十六島からは南へ小さな峠を越えて、宍道湖側に出る。宍道湖北岸のR431は結構交通量が多いので、国道を走ったり、脇道を走ったりしながら東へ向かう。佐陀川流域の平野に出る。目指すのは沙太神社だ。
栗畑 | 一畑電車 |
宍道湖畔 | 一畑電車 |
農村風景 | 水田の中の道(佐陀川流域) |
佐陀川の流れに沿って佐太神社が鎮座している。なかなか由緒のある神社らしく荘厳な社殿だ。中心の御祭神は佐太大神で明治になって猿田比古大神と同一ということにされたようだ。これは道案内の神様だからサイクリングの無事をお祈りする。ここには多くの神様が祀られているが、その中に秘説四柱といわれる公開されていない神様たちがいる。おそらく高天原との戦いに敗れた出雲系の神達なのだろうと想像を逞しくする。司馬遼太郎の「街道を行く」を読むと出雲の神々には決して明かしてはならない秘密がいっぱいあるようだ。
さて、そろそろねぐらを探しながら佐陀川沿いに北の港の方へ走る。この川は江戸時代に宍道湖と日本海を結ぶ放水路・運河として掘削されたとのこと。従ってここは湖と海の間が山が切れて平らに繋がっている場所だ。快適に走れる。川の中に広いボートの係留地がある。近くの島根原発から松江市外方面に帰る車の交通量が多い。コンビニに立ち寄って、酒などを仕入れて、キャンプにいい場所を尋ねると、深田運動公園を勧めてくれた。少し坂を上った広々とした林の中の気持ちのいい場所だ。隅っこの芝にテントを張り、東屋で一杯やりながらの夕食。パラパラと小雨が降ってくる。
10時過ぎ、突然警備員に起こされる。ここは夜は閉門して誰も居ることは出来ないと告げられる。そんなことはどこにも書いていなかったのにと抗議をするが、ダメの一点張り。どうもここは原発の管轄内で警備が厳しいとのこと。警備員に裁量の権限があるはずもない。やむを得ずテントをたたみ、荷物をまとめて鹿島町海岸まで走り、浜辺でテントも張らずに一夜を明かす。幸い雨はやんでいる。
佐太神社 | 三殿のうちの右側の神殿 |
佐陀川の中のボート停泊地 | 運動公園 |
9/11 昨夜は分からなかったが、美しい海岸だが、気分の悪い町は早々に退散しよう。東へ向かう道は海岸沿いにもあるが原発の傍を通るので、バックして山の中を峠越えで次の集落、御津へと向かう。御津を過ぎて、振り返るとにっくき島根原発が見える。これは日本で県庁所在地(松江市)にある唯一の原発らしい。

----

**課題 1**. 記録の冒頭から「outliner-tools-dots-icon[interactable] — [1910, 394, 1914, 409]」を含む行までを、一字一句違えずに書き写してください。
本文と記録は、互いに関係のない別々の資料です。

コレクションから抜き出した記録
----

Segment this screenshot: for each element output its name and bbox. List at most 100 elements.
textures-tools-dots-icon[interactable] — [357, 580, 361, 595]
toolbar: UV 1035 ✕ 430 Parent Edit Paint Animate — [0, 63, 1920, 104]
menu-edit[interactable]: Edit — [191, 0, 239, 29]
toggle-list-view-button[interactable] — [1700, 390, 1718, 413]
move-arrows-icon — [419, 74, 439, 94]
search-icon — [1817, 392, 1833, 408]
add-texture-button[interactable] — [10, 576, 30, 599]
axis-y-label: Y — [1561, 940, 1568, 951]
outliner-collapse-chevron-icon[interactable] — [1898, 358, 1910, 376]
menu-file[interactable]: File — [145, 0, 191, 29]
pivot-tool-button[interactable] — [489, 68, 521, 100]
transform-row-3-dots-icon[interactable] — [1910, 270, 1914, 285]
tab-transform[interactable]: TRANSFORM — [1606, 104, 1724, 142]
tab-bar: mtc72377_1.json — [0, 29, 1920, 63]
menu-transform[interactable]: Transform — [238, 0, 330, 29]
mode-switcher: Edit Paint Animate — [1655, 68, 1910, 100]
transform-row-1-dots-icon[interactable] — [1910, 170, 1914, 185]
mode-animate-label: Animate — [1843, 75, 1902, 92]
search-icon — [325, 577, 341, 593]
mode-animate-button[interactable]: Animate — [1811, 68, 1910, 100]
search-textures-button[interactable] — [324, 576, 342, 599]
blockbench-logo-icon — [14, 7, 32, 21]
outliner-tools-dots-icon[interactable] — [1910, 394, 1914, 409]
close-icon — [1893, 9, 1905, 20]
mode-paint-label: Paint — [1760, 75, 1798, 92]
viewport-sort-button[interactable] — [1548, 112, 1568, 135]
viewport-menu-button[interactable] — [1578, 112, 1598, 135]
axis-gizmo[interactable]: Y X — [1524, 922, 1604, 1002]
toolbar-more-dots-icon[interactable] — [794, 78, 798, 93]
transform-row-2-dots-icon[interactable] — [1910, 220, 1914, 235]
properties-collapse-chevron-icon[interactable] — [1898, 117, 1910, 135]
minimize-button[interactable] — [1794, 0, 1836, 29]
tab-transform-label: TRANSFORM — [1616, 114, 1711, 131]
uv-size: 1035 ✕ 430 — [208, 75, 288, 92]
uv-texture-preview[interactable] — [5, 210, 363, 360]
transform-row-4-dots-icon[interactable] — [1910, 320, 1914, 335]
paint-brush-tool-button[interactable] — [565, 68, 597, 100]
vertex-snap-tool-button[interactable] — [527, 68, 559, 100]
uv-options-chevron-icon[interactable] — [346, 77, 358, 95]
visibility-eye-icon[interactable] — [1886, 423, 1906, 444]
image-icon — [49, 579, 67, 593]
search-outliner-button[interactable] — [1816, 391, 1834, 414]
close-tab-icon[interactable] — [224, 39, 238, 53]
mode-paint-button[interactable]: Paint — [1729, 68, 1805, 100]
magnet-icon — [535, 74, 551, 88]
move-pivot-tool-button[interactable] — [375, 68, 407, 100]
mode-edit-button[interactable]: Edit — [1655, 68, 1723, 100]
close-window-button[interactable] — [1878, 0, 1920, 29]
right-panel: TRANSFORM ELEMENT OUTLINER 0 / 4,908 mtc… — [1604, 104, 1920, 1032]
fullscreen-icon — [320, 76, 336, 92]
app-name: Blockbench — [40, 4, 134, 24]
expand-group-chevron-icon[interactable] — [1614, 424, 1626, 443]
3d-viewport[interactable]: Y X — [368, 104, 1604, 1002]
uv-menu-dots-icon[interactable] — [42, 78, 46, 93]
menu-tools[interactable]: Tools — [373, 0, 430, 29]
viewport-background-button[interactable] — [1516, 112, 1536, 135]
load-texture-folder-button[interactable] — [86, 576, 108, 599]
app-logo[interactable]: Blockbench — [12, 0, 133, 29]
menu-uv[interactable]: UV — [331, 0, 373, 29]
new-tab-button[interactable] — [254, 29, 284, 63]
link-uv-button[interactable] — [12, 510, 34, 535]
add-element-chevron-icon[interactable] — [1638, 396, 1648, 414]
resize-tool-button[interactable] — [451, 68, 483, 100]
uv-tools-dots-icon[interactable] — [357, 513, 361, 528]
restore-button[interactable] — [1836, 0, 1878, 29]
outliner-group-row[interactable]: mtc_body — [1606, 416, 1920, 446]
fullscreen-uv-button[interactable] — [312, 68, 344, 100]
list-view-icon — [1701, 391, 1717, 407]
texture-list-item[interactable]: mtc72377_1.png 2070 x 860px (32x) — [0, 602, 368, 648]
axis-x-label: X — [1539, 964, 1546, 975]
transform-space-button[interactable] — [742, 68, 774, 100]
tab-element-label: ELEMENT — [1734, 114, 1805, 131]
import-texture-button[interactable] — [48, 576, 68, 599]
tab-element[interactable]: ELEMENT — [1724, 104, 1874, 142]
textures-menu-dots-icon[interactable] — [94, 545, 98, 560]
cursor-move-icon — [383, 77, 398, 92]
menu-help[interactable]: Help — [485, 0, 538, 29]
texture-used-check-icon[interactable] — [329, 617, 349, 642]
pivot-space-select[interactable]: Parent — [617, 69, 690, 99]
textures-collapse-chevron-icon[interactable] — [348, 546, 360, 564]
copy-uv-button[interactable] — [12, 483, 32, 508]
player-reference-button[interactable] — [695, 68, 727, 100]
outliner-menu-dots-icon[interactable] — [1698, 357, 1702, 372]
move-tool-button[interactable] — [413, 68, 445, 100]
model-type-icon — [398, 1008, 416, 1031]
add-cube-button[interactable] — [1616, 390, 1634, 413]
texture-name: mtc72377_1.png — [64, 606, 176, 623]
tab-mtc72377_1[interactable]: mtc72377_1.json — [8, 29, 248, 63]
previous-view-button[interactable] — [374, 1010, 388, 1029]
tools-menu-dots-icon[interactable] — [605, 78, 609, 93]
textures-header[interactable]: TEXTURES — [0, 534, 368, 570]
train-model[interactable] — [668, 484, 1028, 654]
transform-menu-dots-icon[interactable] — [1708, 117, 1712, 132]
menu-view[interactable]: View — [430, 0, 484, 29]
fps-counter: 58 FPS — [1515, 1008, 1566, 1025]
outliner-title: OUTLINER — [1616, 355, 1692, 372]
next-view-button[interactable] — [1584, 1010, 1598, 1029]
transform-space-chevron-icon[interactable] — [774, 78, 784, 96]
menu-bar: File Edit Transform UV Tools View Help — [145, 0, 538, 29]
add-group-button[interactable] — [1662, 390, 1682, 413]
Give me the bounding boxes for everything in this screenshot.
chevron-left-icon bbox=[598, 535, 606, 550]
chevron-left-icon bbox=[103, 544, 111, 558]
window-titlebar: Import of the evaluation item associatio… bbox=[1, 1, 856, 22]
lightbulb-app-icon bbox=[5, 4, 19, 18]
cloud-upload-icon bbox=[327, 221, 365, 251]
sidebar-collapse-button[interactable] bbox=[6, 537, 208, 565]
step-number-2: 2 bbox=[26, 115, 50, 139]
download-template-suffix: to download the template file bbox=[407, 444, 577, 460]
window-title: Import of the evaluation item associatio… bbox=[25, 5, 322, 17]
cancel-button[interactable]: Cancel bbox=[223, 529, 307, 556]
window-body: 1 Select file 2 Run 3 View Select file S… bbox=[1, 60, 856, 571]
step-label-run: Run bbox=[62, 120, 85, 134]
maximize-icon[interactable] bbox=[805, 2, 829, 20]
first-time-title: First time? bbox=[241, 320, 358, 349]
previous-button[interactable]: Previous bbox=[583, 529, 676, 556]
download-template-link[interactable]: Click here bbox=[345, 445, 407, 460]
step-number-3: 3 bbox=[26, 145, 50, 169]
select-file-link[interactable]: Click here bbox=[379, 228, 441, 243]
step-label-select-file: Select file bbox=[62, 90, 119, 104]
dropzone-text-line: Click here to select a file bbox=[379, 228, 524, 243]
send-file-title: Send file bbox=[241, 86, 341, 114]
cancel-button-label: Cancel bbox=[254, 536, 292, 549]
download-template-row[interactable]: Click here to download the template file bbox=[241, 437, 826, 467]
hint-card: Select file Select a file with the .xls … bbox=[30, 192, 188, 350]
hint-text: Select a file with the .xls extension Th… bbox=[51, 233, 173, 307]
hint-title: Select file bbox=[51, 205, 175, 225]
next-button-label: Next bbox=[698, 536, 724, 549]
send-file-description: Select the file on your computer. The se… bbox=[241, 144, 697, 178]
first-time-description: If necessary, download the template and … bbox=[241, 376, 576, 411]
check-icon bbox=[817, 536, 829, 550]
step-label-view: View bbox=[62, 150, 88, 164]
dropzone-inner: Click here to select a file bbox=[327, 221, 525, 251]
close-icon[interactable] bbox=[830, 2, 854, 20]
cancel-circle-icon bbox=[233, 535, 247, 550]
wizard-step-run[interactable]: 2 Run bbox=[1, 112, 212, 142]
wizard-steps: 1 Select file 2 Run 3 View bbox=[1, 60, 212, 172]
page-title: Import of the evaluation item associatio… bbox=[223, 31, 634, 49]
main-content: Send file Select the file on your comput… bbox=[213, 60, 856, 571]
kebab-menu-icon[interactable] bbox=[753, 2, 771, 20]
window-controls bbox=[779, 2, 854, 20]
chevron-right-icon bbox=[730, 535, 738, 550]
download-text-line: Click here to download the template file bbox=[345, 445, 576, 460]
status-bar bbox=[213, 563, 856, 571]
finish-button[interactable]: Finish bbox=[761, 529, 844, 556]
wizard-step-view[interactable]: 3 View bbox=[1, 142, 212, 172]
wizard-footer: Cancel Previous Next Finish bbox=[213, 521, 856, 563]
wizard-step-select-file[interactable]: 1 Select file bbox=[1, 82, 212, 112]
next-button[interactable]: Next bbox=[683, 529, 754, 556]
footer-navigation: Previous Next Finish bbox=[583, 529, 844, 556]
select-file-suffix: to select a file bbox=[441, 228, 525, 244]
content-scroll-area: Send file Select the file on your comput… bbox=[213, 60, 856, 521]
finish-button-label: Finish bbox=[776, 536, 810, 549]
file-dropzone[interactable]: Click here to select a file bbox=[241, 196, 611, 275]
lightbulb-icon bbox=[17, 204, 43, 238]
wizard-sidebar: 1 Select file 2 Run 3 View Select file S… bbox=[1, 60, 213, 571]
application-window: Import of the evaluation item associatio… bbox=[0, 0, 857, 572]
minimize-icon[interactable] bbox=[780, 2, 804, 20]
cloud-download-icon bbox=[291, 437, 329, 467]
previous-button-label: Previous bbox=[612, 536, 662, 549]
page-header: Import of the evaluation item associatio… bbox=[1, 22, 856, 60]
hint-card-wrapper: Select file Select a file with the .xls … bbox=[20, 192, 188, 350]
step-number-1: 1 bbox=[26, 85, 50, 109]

----

**課題 2**. 本文の「栗畑 | 一畑電車 |」から「明かす。幸い雨はやんでいる。」までの部分を、そのまま繰り返して書いてください。

**解答 1**.
Segment this screenshot: for each element output its name and bbox. List at most 100 elements.
textures-tools-dots-icon[interactable] — [357, 580, 361, 595]
toolbar: UV 1035 ✕ 430 Parent Edit Paint Animate — [0, 63, 1920, 104]
menu-edit[interactable]: Edit — [191, 0, 239, 29]
toggle-list-view-button[interactable] — [1700, 390, 1718, 413]
move-arrows-icon — [419, 74, 439, 94]
search-icon — [1817, 392, 1833, 408]
add-texture-button[interactable] — [10, 576, 30, 599]
axis-y-label: Y — [1561, 940, 1568, 951]
outliner-collapse-chevron-icon[interactable] — [1898, 358, 1910, 376]
menu-file[interactable]: File — [145, 0, 191, 29]
pivot-tool-button[interactable] — [489, 68, 521, 100]
transform-row-3-dots-icon[interactable] — [1910, 270, 1914, 285]
tab-transform[interactable]: TRANSFORM — [1606, 104, 1724, 142]
tab-bar: mtc72377_1.json — [0, 29, 1920, 63]
menu-transform[interactable]: Transform — [238, 0, 330, 29]
mode-switcher: Edit Paint Animate — [1655, 68, 1910, 100]
transform-row-1-dots-icon[interactable] — [1910, 170, 1914, 185]
mode-animate-label: Animate — [1843, 75, 1902, 92]
search-icon — [325, 577, 341, 593]
mode-animate-button[interactable]: Animate — [1811, 68, 1910, 100]
search-textures-button[interactable] — [324, 576, 342, 599]
blockbench-logo-icon — [14, 7, 32, 21]
outliner-tools-dots-icon[interactable] — [1910, 394, 1914, 409]

**解答 2**.
栗畑 | 一畑電車 |
宍道湖畔 | 一畑電車 |
農村風景 | 水田の中の道(佐陀川流域) |
佐陀川の流れに沿って佐太神社が鎮座している。なかなか由緒のある神社らしく荘厳な社殿だ。中心の御祭神は佐太大神で明治になって猿田比古大神と同一ということにされたようだ。これは道案内の神様だからサイクリングの無事をお祈りする。ここには多くの神様が祀られているが、その中に秘説四柱といわれる公開されていない神様たちがいる。おそらく高天原との戦いに敗れた出雲系の神達なのだろうと想像を逞しくする。司馬遼太郎の「街道を行く」を読むと出雲の神々には決して明かしてはならない秘密がいっぱいあるようだ。
さて、そろそろねぐらを探しながら佐陀川沿いに北の港の方へ走る。この川は江戸時代に宍道湖と日本海を結ぶ放水路・運河として掘削されたとのこと。従ってここは湖と海の間が山が切れて平らに繋がっている場所だ。快適に走れる。川の中に広いボートの係留地がある。近くの島根原発から松江市外方面に帰る車の交通量が多い。コンビニに立ち寄って、酒などを仕入れて、キャンプにいい場所を尋ねると、深田運動公園を勧めてくれた。少し坂を上った広々とした林の中の気持ちのいい場所だ。隅っこの芝にテントを張り、東屋で一杯やりながらの夕食。パラパラと小雨が降ってくる。
10時過ぎ、突然警備員に起こされる。ここは夜は閉門して誰も居ることは出来ないと告げられる。そんなことはどこにも書いていなかったのにと抗議をするが、ダメの一点張り。どうもここは原発の管轄内で警備が厳しいとのこと。警備員に裁量の権限があるはずもない。やむを得ずテントをたたみ、荷物をまとめて鹿島町海岸まで走り、浜辺でテントも張らずに一夜を明かす。幸い雨はやんでいる。